TASK STATEMENT> Retype exactly and only the lines from the one that contains "OCR this image." through the final line of the data; pictures are left out.

******

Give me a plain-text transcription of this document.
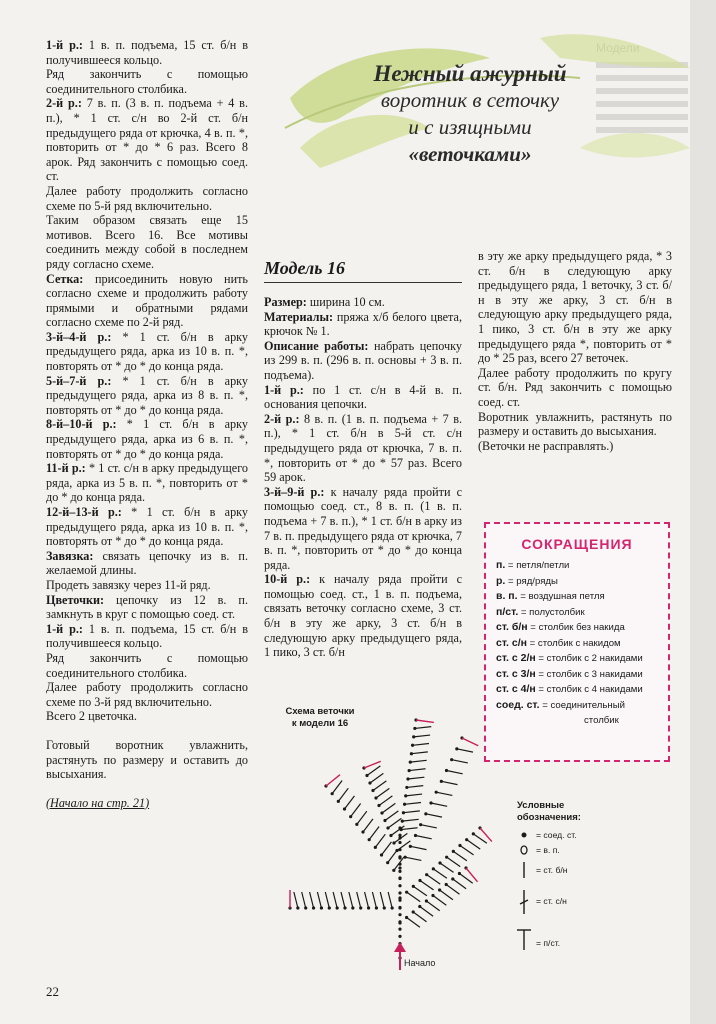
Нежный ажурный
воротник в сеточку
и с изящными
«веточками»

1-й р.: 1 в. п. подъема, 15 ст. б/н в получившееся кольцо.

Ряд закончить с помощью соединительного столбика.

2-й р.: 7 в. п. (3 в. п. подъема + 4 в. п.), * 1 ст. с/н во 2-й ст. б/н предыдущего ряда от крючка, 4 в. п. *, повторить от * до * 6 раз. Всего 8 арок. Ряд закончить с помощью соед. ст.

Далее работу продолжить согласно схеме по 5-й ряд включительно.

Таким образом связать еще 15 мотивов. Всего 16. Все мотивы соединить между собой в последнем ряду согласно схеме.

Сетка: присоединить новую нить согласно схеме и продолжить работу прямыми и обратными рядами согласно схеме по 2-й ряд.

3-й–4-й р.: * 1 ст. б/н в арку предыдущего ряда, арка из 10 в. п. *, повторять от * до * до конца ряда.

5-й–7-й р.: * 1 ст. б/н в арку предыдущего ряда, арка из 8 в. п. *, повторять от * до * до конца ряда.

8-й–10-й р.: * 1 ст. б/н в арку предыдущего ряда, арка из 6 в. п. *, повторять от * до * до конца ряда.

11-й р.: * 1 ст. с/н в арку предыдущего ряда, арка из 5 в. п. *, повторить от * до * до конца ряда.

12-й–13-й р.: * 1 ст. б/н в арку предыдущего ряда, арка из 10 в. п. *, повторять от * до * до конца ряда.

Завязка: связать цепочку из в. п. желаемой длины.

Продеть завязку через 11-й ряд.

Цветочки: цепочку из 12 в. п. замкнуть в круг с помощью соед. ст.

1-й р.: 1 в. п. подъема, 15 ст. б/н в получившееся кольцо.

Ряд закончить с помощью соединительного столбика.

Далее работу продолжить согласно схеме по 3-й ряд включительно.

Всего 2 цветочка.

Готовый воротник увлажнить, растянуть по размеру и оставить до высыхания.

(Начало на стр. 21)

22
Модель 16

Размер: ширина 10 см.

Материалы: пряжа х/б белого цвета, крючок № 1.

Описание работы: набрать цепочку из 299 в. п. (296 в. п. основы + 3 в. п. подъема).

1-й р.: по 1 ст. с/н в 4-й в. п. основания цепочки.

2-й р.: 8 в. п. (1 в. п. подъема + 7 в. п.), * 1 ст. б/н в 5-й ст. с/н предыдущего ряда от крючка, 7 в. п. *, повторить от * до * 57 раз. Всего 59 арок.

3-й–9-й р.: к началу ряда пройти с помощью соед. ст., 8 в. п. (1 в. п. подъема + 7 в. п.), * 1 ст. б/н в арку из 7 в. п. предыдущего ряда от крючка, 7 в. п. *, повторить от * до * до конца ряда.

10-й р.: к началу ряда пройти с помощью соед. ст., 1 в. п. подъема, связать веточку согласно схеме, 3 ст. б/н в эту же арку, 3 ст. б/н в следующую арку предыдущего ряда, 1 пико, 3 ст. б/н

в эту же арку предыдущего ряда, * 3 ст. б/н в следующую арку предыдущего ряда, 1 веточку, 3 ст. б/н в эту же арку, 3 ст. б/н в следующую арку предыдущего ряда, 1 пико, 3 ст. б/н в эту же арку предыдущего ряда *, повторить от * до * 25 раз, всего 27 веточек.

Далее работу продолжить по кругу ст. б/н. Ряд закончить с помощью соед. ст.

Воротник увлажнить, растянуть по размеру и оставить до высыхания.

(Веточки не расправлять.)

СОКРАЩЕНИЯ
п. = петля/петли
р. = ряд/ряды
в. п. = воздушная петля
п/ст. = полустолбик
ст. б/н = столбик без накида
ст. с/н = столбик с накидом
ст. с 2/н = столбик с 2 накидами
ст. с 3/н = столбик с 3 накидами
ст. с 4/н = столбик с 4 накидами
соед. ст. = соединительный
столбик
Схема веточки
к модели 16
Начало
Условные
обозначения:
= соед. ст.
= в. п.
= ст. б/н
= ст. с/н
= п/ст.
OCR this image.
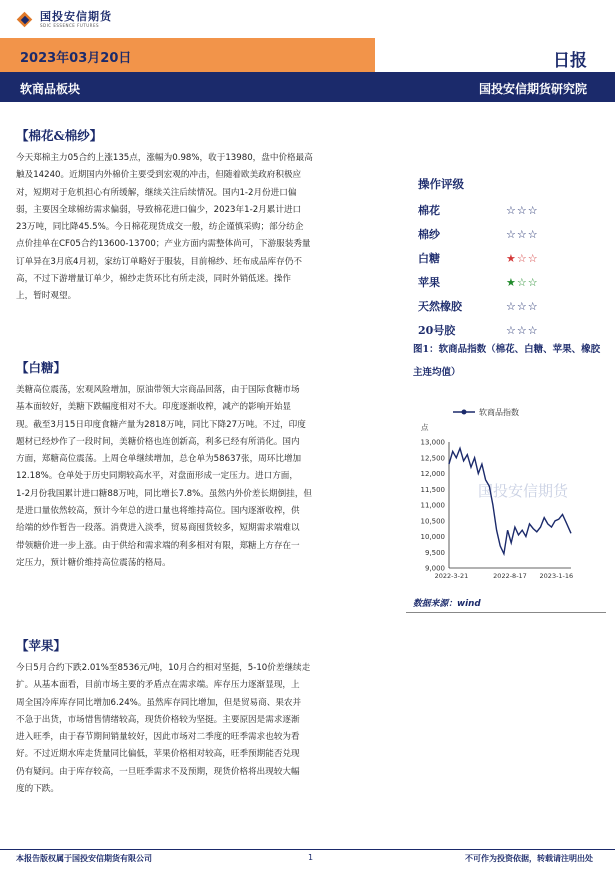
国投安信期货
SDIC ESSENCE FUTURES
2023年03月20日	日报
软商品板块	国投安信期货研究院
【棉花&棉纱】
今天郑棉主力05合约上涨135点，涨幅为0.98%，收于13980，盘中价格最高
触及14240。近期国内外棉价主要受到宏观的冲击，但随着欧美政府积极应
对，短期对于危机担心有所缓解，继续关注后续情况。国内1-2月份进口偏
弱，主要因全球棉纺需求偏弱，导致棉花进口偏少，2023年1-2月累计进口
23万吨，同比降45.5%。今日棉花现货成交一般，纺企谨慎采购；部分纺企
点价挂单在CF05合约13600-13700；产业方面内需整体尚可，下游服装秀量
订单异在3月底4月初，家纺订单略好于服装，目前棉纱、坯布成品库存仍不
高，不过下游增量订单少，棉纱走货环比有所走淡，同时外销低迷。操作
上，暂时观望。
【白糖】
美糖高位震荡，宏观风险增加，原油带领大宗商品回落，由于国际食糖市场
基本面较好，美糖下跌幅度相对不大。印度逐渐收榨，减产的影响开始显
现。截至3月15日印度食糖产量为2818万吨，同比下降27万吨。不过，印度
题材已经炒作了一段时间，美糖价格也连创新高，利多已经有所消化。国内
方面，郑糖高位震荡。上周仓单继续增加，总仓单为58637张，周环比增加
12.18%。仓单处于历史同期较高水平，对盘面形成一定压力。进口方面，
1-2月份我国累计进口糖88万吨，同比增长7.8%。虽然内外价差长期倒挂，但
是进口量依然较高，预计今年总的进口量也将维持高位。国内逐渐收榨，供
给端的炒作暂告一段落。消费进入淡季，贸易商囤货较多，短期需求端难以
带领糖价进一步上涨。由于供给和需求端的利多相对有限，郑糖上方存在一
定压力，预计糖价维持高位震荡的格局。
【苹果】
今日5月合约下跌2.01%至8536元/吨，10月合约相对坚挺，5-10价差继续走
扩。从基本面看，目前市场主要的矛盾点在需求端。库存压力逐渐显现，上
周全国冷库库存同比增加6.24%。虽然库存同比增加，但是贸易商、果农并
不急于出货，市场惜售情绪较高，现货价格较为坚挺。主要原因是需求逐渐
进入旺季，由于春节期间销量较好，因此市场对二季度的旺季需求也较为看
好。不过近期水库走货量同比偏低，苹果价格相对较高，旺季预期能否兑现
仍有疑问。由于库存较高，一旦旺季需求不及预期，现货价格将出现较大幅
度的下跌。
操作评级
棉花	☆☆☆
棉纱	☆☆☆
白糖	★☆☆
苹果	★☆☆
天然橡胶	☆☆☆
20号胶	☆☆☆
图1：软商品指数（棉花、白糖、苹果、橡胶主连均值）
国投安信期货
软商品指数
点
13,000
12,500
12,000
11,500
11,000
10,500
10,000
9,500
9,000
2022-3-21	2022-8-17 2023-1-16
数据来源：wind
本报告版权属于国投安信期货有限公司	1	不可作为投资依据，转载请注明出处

******

OUTPUT>
OCR this image.
国投安信期货
SDIC ESSENCE FUTURES
2023年03月20日	日报
软商品板块	国投安信期货研究院
【棉花&棉纱】
今天郑棉主力05合约上涨135点，涨幅为0.98%，收于13980，盘中价格最高
触及14240。近期国内外棉价主要受到宏观的冲击，但随着欧美政府积极应
对，短期对于危机担心有所缓解，继续关注后续情况。国内1-2月份进口偏
弱，主要因全球棉纺需求偏弱，导致棉花进口偏少，2023年1-2月累计进口
23万吨，同比降45.5%。今日棉花现货成交一般，纺企谨慎采购；部分纺企
点价挂单在CF05合约13600-13700；产业方面内需整体尚可，下游服装秀量
订单异在3月底4月初，家纺订单略好于服装，目前棉纱、坯布成品库存仍不
高，不过下游增量订单少，棉纱走货环比有所走淡，同时外销低迷。操作
上，暂时观望。
【白糖】
美糖高位震荡，宏观风险增加，原油带领大宗商品回落，由于国际食糖市场
基本面较好，美糖下跌幅度相对不大。印度逐渐收榨，减产的影响开始显
现。截至3月15日印度食糖产量为2818万吨，同比下降27万吨。不过，印度
题材已经炒作了一段时间，美糖价格也连创新高，利多已经有所消化。国内
方面，郑糖高位震荡。上周仓单继续增加，总仓单为58637张，周环比增加
12.18%。仓单处于历史同期较高水平，对盘面形成一定压力。进口方面，
1-2月份我国累计进口糖88万吨，同比增长7.8%。虽然内外价差长期倒挂，但
是进口量依然较高，预计今年总的进口量也将维持高位。国内逐渐收榨，供
给端的炒作暂告一段落。消费进入淡季，贸易商囤货较多，短期需求端难以
带领糖价进一步上涨。由于供给和需求端的利多相对有限，郑糖上方存在一
定压力，预计糖价维持高位震荡的格局。
【苹果】
今日5月合约下跌2.01%至8536元/吨，10月合约相对坚挺，5-10价差继续走
扩。从基本面看，目前市场主要的矛盾点在需求端。库存压力逐渐显现，上
周全国冷库库存同比增加6.24%。虽然库存同比增加，但是贸易商、果农并
不急于出货，市场惜售情绪较高，现货价格较为坚挺。主要原因是需求逐渐
进入旺季，由于春节期间销量较好，因此市场对二季度的旺季需求也较为看
好。不过近期水库走货量同比偏低，苹果价格相对较高，旺季预期能否兑现
仍有疑问。由于库存较高，一旦旺季需求不及预期，现货价格将出现较大幅
度的下跌。
操作评级
棉花	☆☆☆
棉纱	☆☆☆
白糖	★☆☆
苹果	★☆☆
天然橡胶	☆☆☆
20号胶	☆☆☆
图1：软商品指数（棉花、白糖、苹果、橡胶主连均值）
国投安信期货
软商品指数
点
13,000
12,500
12,000
11,500
11,000
10,500
10,000
9,500
9,000
2022-3-21	2022-8-17 2023-1-16
数据来源：wind
本报告版权属于国投安信期货有限公司	1	不可作为投资依据，转载请注明出处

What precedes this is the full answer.